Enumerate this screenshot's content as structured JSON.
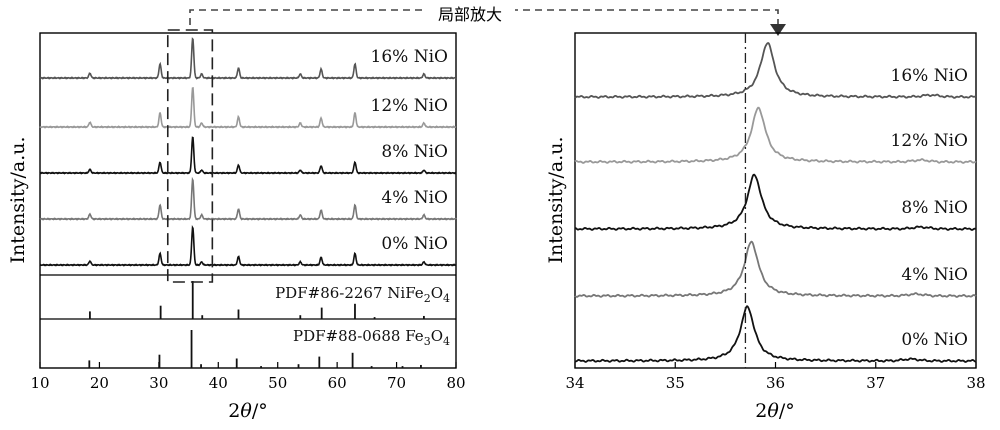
{
  "annotation": {
    "zoom_label": "局部放大"
  },
  "chart_data": [
    {
      "type": "line",
      "panel": "left",
      "xlabel_main": "2",
      "xlabel_symbol": "θ",
      "xlabel_unit": "/°",
      "ylabel": "Intensity/a.u.",
      "xlim": [
        10,
        80
      ],
      "xticks": [
        10,
        20,
        30,
        40,
        50,
        60,
        70,
        80
      ],
      "zoom_box_x": [
        31.5,
        39.0
      ],
      "series": [
        {
          "name": "16% NiO",
          "color": "#555555",
          "peaks": [
            [
              18.4,
              0.12
            ],
            [
              30.2,
              0.35
            ],
            [
              35.7,
              1.0
            ],
            [
              37.2,
              0.1
            ],
            [
              43.4,
              0.25
            ],
            [
              53.8,
              0.1
            ],
            [
              57.3,
              0.22
            ],
            [
              63.0,
              0.35
            ],
            [
              74.6,
              0.1
            ]
          ]
        },
        {
          "name": "12% NiO",
          "color": "#999999",
          "peaks": [
            [
              18.4,
              0.12
            ],
            [
              30.2,
              0.35
            ],
            [
              35.7,
              1.0
            ],
            [
              37.2,
              0.1
            ],
            [
              43.4,
              0.25
            ],
            [
              53.8,
              0.1
            ],
            [
              57.3,
              0.22
            ],
            [
              63.0,
              0.35
            ],
            [
              74.6,
              0.1
            ]
          ]
        },
        {
          "name": "8% NiO",
          "color": "#111111",
          "peaks": [
            [
              18.4,
              0.1
            ],
            [
              30.2,
              0.3
            ],
            [
              35.7,
              1.0
            ],
            [
              37.2,
              0.08
            ],
            [
              43.4,
              0.22
            ],
            [
              53.8,
              0.08
            ],
            [
              57.3,
              0.2
            ],
            [
              63.0,
              0.3
            ],
            [
              74.6,
              0.08
            ]
          ]
        },
        {
          "name": "4% NiO",
          "color": "#777777",
          "peaks": [
            [
              18.4,
              0.12
            ],
            [
              30.2,
              0.35
            ],
            [
              35.7,
              1.0
            ],
            [
              37.2,
              0.1
            ],
            [
              43.4,
              0.25
            ],
            [
              53.8,
              0.1
            ],
            [
              57.3,
              0.22
            ],
            [
              63.0,
              0.35
            ],
            [
              74.6,
              0.1
            ]
          ]
        },
        {
          "name": "0% NiO",
          "color": "#111111",
          "peaks": [
            [
              18.4,
              0.1
            ],
            [
              30.2,
              0.3
            ],
            [
              35.7,
              1.0
            ],
            [
              37.2,
              0.08
            ],
            [
              43.4,
              0.22
            ],
            [
              53.8,
              0.08
            ],
            [
              57.3,
              0.2
            ],
            [
              63.0,
              0.3
            ],
            [
              74.6,
              0.08
            ]
          ]
        }
      ],
      "references": [
        {
          "label_main": "PDF#86-2267 NiFe",
          "label_sub1": "2",
          "label_mid": "O",
          "label_sub2": "4",
          "sticks": [
            [
              18.4,
              0.2
            ],
            [
              30.3,
              0.35
            ],
            [
              35.7,
              1.0
            ],
            [
              37.3,
              0.1
            ],
            [
              43.4,
              0.25
            ],
            [
              53.8,
              0.1
            ],
            [
              57.4,
              0.3
            ],
            [
              63.0,
              0.4
            ],
            [
              66.3,
              0.05
            ],
            [
              74.6,
              0.08
            ]
          ]
        },
        {
          "label_main": "PDF#88-0688 Fe",
          "label_sub1": "3",
          "label_mid": "O",
          "label_sub2": "4",
          "sticks": [
            [
              18.3,
              0.2
            ],
            [
              30.1,
              0.35
            ],
            [
              35.5,
              1.0
            ],
            [
              37.1,
              0.1
            ],
            [
              43.1,
              0.25
            ],
            [
              47.2,
              0.05
            ],
            [
              53.5,
              0.1
            ],
            [
              57.0,
              0.3
            ],
            [
              62.6,
              0.4
            ],
            [
              65.8,
              0.05
            ],
            [
              71.0,
              0.05
            ],
            [
              74.1,
              0.08
            ]
          ]
        }
      ]
    },
    {
      "type": "line",
      "panel": "right",
      "xlabel_main": "2",
      "xlabel_symbol": "θ",
      "xlabel_unit": "/°",
      "ylabel": "Intensity/a.u.",
      "xlim": [
        34,
        38
      ],
      "xticks": [
        34,
        35,
        36,
        37,
        38
      ],
      "reference_line_x": 35.7,
      "series": [
        {
          "name": "16% NiO",
          "color": "#555555",
          "peak_x": 35.92,
          "peak_height": 0.36,
          "minor_x": 37.55
        },
        {
          "name": "12% NiO",
          "color": "#999999",
          "peak_x": 35.83,
          "peak_height": 0.36,
          "minor_x": 37.45
        },
        {
          "name": "8% NiO",
          "color": "#111111",
          "peak_x": 35.79,
          "peak_height": 0.36,
          "minor_x": 37.45
        },
        {
          "name": "4% NiO",
          "color": "#777777",
          "peak_x": 35.76,
          "peak_height": 0.36,
          "minor_x": 37.4
        },
        {
          "name": "0% NiO",
          "color": "#111111",
          "peak_x": 35.72,
          "peak_height": 0.36,
          "minor_x": 37.35
        }
      ]
    }
  ]
}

▬▬▬▬▬▬▬▬▬▬

- WORK TO DO -
Every record above should be transcribed exactly; the pictures stay out of the copy.

- RESPONSE -
Enumerate this screenshot's content as structured JSON.
{
  "annotation": {
    "zoom_label": "局部放大"
  },
  "chart_data": [
    {
      "type": "line",
      "panel": "left",
      "xlabel_main": "2",
      "xlabel_symbol": "θ",
      "xlabel_unit": "/°",
      "ylabel": "Intensity/a.u.",
      "xlim": [
        10,
        80
      ],
      "xticks": [
        10,
        20,
        30,
        40,
        50,
        60,
        70,
        80
      ],
      "zoom_box_x": [
        31.5,
        39.0
      ],
      "series": [
        {
          "name": "16% NiO",
          "color": "#555555",
          "peaks": [
            [
              18.4,
              0.12
            ],
            [
              30.2,
              0.35
            ],
            [
              35.7,
              1.0
            ],
            [
              37.2,
              0.1
            ],
            [
              43.4,
              0.25
            ],
            [
              53.8,
              0.1
            ],
            [
              57.3,
              0.22
            ],
            [
              63.0,
              0.35
            ],
            [
              74.6,
              0.1
            ]
          ]
        },
        {
          "name": "12% NiO",
          "color": "#999999",
          "peaks": [
            [
              18.4,
              0.12
            ],
            [
              30.2,
              0.35
            ],
            [
              35.7,
              1.0
            ],
            [
              37.2,
              0.1
            ],
            [
              43.4,
              0.25
            ],
            [
              53.8,
              0.1
            ],
            [
              57.3,
              0.22
            ],
            [
              63.0,
              0.35
            ],
            [
              74.6,
              0.1
            ]
          ]
        },
        {
          "name": "8% NiO",
          "color": "#111111",
          "peaks": [
            [
              18.4,
              0.1
            ],
            [
              30.2,
              0.3
            ],
            [
              35.7,
              1.0
            ],
            [
              37.2,
              0.08
            ],
            [
              43.4,
              0.22
            ],
            [
              53.8,
              0.08
            ],
            [
              57.3,
              0.2
            ],
            [
              63.0,
              0.3
            ],
            [
              74.6,
              0.08
            ]
          ]
        },
        {
          "name": "4% NiO",
          "color": "#777777",
          "peaks": [
            [
              18.4,
              0.12
            ],
            [
              30.2,
              0.35
            ],
            [
              35.7,
              1.0
            ],
            [
              37.2,
              0.1
            ],
            [
              43.4,
              0.25
            ],
            [
              53.8,
              0.1
            ],
            [
              57.3,
              0.22
            ],
            [
              63.0,
              0.35
            ],
            [
              74.6,
              0.1
            ]
          ]
        },
        {
          "name": "0% NiO",
          "color": "#111111",
          "peaks": [
            [
              18.4,
              0.1
            ],
            [
              30.2,
              0.3
            ],
            [
              35.7,
              1.0
            ],
            [
              37.2,
              0.08
            ],
            [
              43.4,
              0.22
            ],
            [
              53.8,
              0.08
            ],
            [
              57.3,
              0.2
            ],
            [
              63.0,
              0.3
            ],
            [
              74.6,
              0.08
            ]
          ]
        }
      ],
      "references": [
        {
          "label_main": "PDF#86-2267 NiFe",
          "label_sub1": "2",
          "label_mid": "O",
          "label_sub2": "4",
          "sticks": [
            [
              18.4,
              0.2
            ],
            [
              30.3,
              0.35
            ],
            [
              35.7,
              1.0
            ],
            [
              37.3,
              0.1
            ],
            [
              43.4,
              0.25
            ],
            [
              53.8,
              0.1
            ],
            [
              57.4,
              0.3
            ],
            [
              63.0,
              0.4
            ],
            [
              66.3,
              0.05
            ],
            [
              74.6,
              0.08
            ]
          ]
        },
        {
          "label_main": "PDF#88-0688 Fe",
          "label_sub1": "3",
          "label_mid": "O",
          "label_sub2": "4",
          "sticks": [
            [
              18.3,
              0.2
            ],
            [
              30.1,
              0.35
            ],
            [
              35.5,
              1.0
            ],
            [
              37.1,
              0.1
            ],
            [
              43.1,
              0.25
            ],
            [
              47.2,
              0.05
            ],
            [
              53.5,
              0.1
            ],
            [
              57.0,
              0.3
            ],
            [
              62.6,
              0.4
            ],
            [
              65.8,
              0.05
            ],
            [
              71.0,
              0.05
            ],
            [
              74.1,
              0.08
            ]
          ]
        }
      ]
    },
    {
      "type": "line",
      "panel": "right",
      "xlabel_main": "2",
      "xlabel_symbol": "θ",
      "xlabel_unit": "/°",
      "ylabel": "Intensity/a.u.",
      "xlim": [
        34,
        38
      ],
      "xticks": [
        34,
        35,
        36,
        37,
        38
      ],
      "reference_line_x": 35.7,
      "series": [
        {
          "name": "16% NiO",
          "color": "#555555",
          "peak_x": 35.92,
          "peak_height": 0.36,
          "minor_x": 37.55
        },
        {
          "name": "12% NiO",
          "color": "#999999",
          "peak_x": 35.83,
          "peak_height": 0.36,
          "minor_x": 37.45
        },
        {
          "name": "8% NiO",
          "color": "#111111",
          "peak_x": 35.79,
          "peak_height": 0.36,
          "minor_x": 37.45
        },
        {
          "name": "4% NiO",
          "color": "#777777",
          "peak_x": 35.76,
          "peak_height": 0.36,
          "minor_x": 37.4
        },
        {
          "name": "0% NiO",
          "color": "#111111",
          "peak_x": 35.72,
          "peak_height": 0.36,
          "minor_x": 37.35
        }
      ]
    }
  ]
}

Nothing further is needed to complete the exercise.